*Material provided*.
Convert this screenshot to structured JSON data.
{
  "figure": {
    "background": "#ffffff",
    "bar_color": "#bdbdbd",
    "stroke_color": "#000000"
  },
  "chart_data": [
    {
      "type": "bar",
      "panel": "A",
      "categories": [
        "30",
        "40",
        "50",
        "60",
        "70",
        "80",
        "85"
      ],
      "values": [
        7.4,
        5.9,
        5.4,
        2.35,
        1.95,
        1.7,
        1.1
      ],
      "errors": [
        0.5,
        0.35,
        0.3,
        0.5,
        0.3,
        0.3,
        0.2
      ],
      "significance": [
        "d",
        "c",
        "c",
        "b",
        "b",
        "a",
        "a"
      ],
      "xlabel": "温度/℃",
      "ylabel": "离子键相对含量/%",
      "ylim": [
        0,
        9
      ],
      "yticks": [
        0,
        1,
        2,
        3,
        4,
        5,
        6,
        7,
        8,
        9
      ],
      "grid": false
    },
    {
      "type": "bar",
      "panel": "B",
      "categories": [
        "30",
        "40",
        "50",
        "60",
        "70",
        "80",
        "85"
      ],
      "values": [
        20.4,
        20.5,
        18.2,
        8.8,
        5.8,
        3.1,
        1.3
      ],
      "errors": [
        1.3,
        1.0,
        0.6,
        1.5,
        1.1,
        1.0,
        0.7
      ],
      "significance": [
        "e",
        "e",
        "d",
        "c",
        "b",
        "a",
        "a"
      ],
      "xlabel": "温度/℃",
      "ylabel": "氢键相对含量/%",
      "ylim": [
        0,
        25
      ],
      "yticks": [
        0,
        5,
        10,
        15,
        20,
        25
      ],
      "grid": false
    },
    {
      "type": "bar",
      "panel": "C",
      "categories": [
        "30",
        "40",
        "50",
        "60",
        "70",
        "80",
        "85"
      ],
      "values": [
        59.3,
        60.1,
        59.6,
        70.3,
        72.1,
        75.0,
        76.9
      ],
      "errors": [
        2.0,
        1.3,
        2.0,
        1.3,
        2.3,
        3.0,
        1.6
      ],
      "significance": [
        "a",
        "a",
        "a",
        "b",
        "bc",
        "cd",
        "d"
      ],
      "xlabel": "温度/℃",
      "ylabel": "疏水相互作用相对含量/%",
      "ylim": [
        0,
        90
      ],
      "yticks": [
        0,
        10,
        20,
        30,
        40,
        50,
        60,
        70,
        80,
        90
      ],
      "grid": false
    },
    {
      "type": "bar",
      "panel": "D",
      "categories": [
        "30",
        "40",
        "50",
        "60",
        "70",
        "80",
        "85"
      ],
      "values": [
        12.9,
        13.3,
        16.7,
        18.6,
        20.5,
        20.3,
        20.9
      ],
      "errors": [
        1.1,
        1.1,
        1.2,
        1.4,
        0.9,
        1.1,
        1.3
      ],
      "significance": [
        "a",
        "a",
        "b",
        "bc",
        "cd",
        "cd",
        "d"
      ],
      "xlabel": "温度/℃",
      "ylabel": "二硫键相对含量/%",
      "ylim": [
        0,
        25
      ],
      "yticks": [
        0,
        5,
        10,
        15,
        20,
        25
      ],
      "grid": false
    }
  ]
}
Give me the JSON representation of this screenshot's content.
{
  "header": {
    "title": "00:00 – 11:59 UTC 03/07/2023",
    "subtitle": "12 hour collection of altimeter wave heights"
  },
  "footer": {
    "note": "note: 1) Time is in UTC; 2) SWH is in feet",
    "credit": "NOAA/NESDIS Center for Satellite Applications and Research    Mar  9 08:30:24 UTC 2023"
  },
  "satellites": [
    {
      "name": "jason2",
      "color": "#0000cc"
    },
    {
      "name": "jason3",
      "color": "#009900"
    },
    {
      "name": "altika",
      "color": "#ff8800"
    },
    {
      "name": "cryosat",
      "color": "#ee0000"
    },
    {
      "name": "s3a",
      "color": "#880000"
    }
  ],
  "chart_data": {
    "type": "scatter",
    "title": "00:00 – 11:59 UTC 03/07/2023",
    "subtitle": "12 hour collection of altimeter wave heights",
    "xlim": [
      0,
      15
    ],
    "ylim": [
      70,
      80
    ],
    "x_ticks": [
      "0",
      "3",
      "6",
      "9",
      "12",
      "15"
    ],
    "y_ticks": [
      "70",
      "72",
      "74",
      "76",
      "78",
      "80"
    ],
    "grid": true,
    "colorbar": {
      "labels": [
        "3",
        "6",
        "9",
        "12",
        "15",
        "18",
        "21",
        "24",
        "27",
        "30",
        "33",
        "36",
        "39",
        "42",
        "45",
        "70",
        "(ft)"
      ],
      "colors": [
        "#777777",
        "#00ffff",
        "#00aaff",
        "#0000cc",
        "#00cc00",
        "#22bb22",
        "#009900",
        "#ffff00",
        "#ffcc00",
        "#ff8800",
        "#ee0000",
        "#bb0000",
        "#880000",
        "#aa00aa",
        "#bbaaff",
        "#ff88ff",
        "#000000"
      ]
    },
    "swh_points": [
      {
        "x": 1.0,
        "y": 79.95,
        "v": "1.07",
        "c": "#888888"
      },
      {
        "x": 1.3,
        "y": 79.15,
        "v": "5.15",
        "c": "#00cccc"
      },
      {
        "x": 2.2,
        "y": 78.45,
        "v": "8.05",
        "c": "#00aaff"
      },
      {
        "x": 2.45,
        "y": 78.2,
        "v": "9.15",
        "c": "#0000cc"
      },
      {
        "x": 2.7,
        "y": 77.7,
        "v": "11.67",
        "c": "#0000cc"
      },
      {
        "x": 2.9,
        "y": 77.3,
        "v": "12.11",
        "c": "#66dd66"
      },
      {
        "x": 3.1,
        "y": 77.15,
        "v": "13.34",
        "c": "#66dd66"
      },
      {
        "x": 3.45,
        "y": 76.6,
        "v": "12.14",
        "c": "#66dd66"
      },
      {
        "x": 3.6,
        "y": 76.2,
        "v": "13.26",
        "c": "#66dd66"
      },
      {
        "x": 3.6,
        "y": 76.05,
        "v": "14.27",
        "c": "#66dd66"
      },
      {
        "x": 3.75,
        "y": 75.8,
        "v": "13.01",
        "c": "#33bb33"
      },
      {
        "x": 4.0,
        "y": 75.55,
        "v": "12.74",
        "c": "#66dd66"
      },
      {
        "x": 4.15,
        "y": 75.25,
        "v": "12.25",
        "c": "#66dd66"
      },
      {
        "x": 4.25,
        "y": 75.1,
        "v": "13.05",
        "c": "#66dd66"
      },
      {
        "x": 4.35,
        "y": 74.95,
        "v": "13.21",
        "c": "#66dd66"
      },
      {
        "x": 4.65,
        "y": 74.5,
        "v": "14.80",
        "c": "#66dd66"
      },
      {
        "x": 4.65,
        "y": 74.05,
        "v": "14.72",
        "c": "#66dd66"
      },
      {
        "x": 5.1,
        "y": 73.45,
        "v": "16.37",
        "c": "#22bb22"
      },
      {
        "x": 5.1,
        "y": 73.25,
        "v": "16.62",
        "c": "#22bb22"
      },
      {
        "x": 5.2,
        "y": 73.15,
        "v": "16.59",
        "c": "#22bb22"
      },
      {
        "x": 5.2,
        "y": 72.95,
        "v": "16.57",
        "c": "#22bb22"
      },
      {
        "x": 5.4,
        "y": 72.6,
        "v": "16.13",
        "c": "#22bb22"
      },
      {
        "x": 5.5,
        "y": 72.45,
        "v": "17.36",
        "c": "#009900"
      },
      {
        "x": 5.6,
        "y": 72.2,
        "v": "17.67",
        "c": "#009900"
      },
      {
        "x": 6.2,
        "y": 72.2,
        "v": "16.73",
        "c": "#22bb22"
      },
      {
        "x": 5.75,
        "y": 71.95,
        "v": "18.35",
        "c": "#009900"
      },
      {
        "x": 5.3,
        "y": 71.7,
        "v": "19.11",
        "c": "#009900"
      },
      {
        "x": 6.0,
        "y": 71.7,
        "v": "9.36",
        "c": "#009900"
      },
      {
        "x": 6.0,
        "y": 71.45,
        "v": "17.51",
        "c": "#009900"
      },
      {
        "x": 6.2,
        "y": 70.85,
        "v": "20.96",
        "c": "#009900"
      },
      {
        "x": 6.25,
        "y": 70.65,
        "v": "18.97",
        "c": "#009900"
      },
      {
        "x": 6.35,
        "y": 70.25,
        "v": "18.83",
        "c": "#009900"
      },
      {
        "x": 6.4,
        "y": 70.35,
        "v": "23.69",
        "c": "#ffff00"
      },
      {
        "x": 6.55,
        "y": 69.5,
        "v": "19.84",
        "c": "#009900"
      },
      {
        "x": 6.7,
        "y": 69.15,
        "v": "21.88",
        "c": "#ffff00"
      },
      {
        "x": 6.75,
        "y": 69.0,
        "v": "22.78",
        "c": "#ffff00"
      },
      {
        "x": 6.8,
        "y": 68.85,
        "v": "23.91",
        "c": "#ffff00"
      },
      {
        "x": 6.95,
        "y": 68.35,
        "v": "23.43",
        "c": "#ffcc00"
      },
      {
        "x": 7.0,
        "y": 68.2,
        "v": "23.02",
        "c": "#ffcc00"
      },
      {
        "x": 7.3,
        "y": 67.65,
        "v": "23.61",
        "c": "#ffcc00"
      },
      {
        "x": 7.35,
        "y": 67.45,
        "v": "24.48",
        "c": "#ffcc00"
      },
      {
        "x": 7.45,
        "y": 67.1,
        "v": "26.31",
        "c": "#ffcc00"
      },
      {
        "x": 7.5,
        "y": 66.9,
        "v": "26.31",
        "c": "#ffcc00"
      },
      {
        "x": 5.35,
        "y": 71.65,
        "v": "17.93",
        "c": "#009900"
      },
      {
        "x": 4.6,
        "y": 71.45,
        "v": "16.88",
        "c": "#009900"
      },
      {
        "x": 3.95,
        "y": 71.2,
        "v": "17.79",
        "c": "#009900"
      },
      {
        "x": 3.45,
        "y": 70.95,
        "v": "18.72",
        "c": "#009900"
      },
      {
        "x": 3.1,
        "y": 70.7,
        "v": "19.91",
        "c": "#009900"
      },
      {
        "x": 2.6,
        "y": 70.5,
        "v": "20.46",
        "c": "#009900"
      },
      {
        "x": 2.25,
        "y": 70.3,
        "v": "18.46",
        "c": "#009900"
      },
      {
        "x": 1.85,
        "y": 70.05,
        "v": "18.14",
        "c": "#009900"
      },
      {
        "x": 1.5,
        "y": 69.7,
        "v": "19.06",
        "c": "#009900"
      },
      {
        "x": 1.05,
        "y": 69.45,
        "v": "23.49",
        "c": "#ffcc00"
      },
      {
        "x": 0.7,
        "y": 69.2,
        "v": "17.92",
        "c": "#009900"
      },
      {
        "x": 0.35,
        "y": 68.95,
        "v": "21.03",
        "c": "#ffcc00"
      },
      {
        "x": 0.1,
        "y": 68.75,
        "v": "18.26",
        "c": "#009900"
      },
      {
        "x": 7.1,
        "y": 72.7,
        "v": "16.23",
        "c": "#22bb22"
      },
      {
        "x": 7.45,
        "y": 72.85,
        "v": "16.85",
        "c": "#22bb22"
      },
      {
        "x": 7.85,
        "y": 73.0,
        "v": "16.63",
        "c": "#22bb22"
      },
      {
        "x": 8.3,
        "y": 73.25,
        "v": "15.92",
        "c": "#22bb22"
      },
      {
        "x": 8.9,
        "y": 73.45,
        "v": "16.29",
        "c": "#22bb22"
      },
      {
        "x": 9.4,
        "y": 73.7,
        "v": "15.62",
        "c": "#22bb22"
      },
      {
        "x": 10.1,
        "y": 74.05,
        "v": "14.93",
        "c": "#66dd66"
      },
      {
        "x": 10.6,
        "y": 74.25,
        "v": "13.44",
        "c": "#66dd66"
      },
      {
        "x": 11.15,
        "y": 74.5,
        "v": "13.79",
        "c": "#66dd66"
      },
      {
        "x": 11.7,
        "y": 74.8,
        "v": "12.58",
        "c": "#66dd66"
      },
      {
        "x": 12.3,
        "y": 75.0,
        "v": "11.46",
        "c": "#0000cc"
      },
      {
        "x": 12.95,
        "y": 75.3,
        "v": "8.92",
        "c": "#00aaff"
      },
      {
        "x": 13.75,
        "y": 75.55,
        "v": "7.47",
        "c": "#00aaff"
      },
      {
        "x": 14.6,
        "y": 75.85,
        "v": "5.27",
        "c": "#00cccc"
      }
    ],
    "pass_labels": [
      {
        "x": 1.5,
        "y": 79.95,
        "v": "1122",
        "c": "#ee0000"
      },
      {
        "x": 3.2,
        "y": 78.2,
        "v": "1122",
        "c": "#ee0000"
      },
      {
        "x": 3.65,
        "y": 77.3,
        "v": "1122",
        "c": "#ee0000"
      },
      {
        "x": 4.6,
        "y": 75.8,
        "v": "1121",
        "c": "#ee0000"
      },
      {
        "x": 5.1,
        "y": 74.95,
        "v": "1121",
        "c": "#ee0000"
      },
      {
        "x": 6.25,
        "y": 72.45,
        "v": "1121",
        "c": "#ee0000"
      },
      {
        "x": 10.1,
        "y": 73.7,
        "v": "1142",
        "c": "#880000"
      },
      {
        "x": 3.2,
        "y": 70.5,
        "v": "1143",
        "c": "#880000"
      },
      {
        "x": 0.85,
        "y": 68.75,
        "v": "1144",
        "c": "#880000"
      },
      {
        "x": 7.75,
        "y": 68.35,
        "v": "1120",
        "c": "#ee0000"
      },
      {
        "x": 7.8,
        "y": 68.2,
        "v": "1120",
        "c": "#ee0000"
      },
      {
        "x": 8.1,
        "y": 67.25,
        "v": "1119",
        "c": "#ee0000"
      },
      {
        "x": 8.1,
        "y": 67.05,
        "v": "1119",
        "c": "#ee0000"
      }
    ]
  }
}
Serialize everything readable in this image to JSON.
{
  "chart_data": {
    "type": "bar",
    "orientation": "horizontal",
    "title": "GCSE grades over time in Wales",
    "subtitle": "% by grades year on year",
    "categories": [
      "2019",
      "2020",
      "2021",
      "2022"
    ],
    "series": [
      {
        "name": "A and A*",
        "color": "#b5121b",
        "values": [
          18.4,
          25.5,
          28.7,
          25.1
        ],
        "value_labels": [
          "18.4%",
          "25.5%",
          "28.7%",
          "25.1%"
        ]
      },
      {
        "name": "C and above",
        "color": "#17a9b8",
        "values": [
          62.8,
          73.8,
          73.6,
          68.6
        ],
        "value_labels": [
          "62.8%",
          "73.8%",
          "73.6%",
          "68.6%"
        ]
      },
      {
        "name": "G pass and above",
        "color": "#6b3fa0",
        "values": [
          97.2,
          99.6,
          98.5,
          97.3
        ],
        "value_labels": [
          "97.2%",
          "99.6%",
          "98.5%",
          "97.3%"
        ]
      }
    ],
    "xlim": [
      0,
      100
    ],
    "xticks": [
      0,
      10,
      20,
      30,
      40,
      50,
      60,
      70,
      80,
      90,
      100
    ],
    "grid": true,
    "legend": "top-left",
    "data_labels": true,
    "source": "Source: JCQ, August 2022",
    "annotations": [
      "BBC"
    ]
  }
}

*Exercise goal*. Return every line holding the word "heights" from the records.

*Task result*.
    "subtitle": "12 hour collection of altimeter wave heights"
    "subtitle": "12 hour collection of altimeter wave heights",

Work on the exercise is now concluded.